▶ [Supplied data]:
______________________________
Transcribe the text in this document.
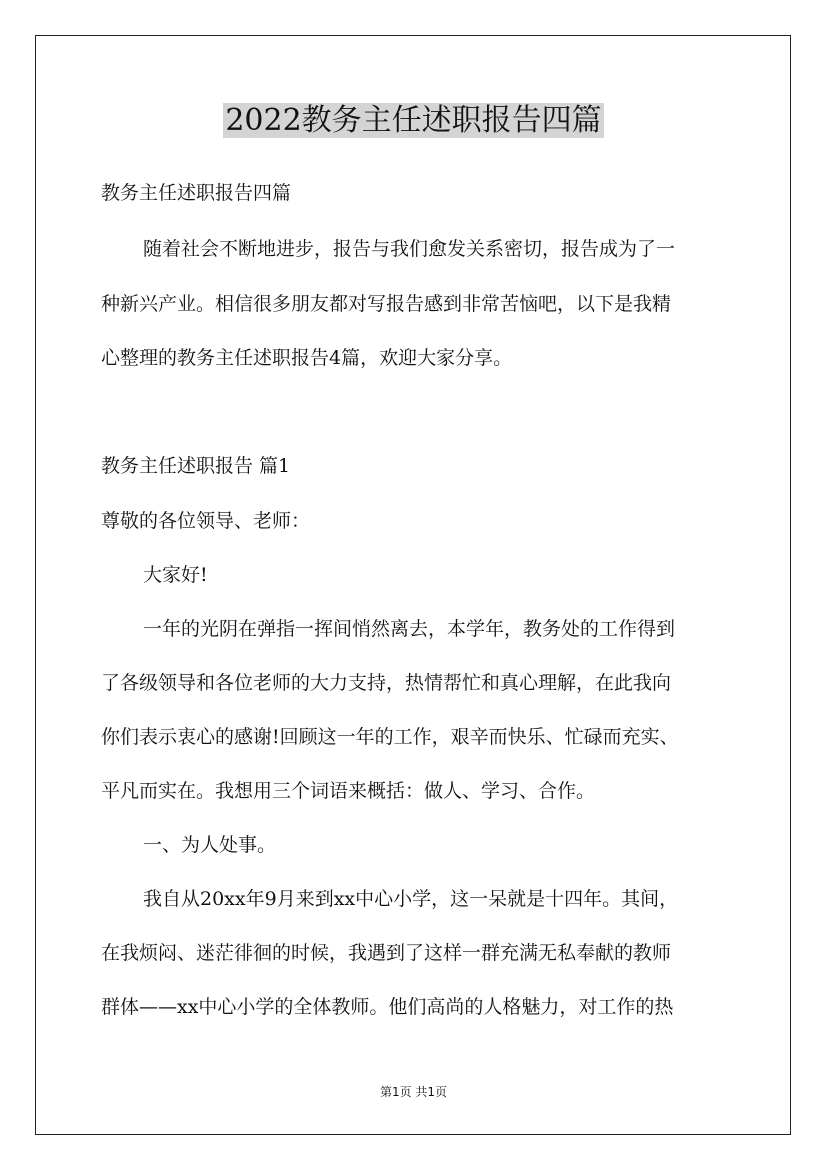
2022教务主任述职报告四篇

教务主任述职报告四篇

随着社会不断地进步，报告与我们愈发关系密切，报告成为了一

种新兴产业。相信很多朋友都对写报告感到非常苦恼吧，以下是我精

心整理的教务主任述职报告4篇，欢迎大家分享。

教务主任述职报告 篇1

尊敬的各位领导、老师：

大家好!

一年的光阴在弹指一挥间悄然离去，本学年，教务处的工作得到

了各级领导和各位老师的大力支持，热情帮忙和真心理解，在此我向

你们表示衷心的感谢!回顾这一年的工作，艰辛而快乐、忙碌而充实、

平凡而实在。我想用三个词语来概括：做人、学习、合作。

一、为人处事。

我自从20xx年9月来到xx中心小学，这一呆就是十四年。其间，

在我烦闷、迷茫徘徊的时候，我遇到了这样一群充满无私奉献的教师

群体——xx中心小学的全体教师。他们高尚的人格魅力，对工作的热

第1页 共1页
______________________________
▶ [Exercise details]: Exactly reproduce the entries above, minus the pictures.

▶ [Solution to this exercise]:
Transcribe the text in this document.
2022教务主任述职报告四篇

教务主任述职报告四篇

随着社会不断地进步，报告与我们愈发关系密切，报告成为了一

种新兴产业。相信很多朋友都对写报告感到非常苦恼吧，以下是我精

心整理的教务主任述职报告4篇，欢迎大家分享。

教务主任述职报告 篇1

尊敬的各位领导、老师：

大家好!

一年的光阴在弹指一挥间悄然离去，本学年，教务处的工作得到

了各级领导和各位老师的大力支持，热情帮忙和真心理解，在此我向

你们表示衷心的感谢!回顾这一年的工作，艰辛而快乐、忙碌而充实、

平凡而实在。我想用三个词语来概括：做人、学习、合作。

一、为人处事。

我自从20xx年9月来到xx中心小学，这一呆就是十四年。其间，

在我烦闷、迷茫徘徊的时候，我遇到了这样一群充满无私奉献的教师

群体——xx中心小学的全体教师。他们高尚的人格魅力，对工作的热

第1页 共1页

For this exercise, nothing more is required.